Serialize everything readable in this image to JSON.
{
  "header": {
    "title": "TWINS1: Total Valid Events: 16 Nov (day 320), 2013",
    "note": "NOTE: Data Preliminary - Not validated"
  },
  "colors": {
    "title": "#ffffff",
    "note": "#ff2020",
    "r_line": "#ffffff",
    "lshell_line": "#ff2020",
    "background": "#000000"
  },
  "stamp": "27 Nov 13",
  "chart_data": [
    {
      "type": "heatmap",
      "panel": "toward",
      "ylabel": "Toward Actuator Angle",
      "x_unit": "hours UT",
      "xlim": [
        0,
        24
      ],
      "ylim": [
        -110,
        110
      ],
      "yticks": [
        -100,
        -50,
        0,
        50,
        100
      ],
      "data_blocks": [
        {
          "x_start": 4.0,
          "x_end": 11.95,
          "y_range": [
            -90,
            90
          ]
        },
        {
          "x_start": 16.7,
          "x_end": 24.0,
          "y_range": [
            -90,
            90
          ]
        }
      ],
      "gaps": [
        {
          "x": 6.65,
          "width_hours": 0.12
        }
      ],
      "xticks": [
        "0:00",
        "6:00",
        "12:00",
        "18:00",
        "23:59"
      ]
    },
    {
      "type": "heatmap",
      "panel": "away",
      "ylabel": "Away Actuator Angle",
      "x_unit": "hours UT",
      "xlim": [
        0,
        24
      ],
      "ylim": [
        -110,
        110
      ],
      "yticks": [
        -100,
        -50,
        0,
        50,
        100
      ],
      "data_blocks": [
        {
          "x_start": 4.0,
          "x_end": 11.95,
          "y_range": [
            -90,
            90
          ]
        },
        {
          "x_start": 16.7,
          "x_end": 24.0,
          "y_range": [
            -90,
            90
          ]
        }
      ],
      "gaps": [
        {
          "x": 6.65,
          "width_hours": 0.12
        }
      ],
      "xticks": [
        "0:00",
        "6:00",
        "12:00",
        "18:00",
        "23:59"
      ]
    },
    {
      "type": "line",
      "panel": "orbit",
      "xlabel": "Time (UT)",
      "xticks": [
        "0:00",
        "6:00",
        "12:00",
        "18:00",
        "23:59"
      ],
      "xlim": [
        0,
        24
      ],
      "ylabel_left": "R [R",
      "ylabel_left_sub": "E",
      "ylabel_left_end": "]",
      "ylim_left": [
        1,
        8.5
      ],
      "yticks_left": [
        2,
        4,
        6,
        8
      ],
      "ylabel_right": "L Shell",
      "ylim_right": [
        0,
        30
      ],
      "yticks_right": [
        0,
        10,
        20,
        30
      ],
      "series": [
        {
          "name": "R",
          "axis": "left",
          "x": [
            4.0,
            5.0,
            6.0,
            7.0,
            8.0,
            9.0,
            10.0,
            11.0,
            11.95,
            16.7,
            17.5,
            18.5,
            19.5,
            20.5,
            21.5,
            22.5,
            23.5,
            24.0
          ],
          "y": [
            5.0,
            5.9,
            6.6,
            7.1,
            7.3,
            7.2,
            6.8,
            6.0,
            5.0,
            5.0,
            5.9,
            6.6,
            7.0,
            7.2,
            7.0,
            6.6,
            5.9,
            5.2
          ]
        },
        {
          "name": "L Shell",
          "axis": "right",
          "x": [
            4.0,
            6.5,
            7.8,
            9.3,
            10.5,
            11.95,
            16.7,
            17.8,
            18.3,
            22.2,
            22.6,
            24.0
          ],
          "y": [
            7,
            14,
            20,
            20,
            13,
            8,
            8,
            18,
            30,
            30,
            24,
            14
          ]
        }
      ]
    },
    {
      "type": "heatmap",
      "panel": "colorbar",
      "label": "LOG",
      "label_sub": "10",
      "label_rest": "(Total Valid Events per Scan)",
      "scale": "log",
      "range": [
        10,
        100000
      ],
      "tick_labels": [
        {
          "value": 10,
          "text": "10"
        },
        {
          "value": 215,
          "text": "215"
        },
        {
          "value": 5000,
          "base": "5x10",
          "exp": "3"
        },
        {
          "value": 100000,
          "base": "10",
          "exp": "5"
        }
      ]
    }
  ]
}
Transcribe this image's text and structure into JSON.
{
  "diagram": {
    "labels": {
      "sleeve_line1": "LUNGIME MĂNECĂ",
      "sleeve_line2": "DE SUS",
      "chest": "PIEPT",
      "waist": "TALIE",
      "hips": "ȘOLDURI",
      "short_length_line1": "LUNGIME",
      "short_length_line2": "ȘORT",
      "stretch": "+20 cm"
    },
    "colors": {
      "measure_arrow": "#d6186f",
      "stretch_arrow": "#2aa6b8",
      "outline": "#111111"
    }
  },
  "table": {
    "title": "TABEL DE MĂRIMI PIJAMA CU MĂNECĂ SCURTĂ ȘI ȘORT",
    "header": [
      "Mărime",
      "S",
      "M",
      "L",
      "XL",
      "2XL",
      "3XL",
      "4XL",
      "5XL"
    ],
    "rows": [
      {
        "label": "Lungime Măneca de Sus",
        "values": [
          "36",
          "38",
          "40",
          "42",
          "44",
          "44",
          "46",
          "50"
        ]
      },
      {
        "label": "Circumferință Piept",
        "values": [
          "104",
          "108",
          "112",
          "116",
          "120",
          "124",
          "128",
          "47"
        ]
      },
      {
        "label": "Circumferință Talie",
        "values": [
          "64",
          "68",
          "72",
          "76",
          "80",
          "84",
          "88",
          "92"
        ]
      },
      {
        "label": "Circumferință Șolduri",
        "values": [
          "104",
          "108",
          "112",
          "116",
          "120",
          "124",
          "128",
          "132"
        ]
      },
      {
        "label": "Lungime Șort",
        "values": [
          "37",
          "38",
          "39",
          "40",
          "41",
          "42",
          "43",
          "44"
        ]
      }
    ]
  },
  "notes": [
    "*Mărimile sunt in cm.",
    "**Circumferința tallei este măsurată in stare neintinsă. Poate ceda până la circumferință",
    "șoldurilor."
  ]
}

######

Instruction
Which lines in the listing above hold the word "Actuator"? Show each of them.

Output of the task
      "ylabel": "Toward Actuator Angle",
      "ylabel": "Away Actuator Angle",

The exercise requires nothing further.